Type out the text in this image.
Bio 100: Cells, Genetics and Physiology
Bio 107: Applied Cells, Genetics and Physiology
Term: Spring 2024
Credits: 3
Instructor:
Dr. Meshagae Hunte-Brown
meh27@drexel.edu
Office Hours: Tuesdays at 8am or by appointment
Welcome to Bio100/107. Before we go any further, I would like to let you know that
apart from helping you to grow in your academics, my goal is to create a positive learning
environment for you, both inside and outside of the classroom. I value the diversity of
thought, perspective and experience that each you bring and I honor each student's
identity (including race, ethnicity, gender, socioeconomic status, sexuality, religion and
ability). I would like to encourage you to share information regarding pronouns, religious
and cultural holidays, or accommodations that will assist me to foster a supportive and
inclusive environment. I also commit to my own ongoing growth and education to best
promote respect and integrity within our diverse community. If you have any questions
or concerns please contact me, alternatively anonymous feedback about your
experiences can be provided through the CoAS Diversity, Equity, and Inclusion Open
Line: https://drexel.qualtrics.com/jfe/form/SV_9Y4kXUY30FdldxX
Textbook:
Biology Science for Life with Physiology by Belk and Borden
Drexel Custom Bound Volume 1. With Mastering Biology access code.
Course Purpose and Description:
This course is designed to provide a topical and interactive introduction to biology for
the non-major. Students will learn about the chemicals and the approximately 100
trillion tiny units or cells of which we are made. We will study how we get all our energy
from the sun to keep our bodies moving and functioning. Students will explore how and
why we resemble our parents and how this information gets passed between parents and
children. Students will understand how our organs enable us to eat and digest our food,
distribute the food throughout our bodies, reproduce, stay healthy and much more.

INSTRUCTIONS FOR THE TASK:
Lines holding the string "Genetics": find them in the listing above and copy each one.

YOUR RESPONSE:
Bio 100: Cells, Genetics and Physiology
Bio 107: Applied Cells, Genetics and Physiology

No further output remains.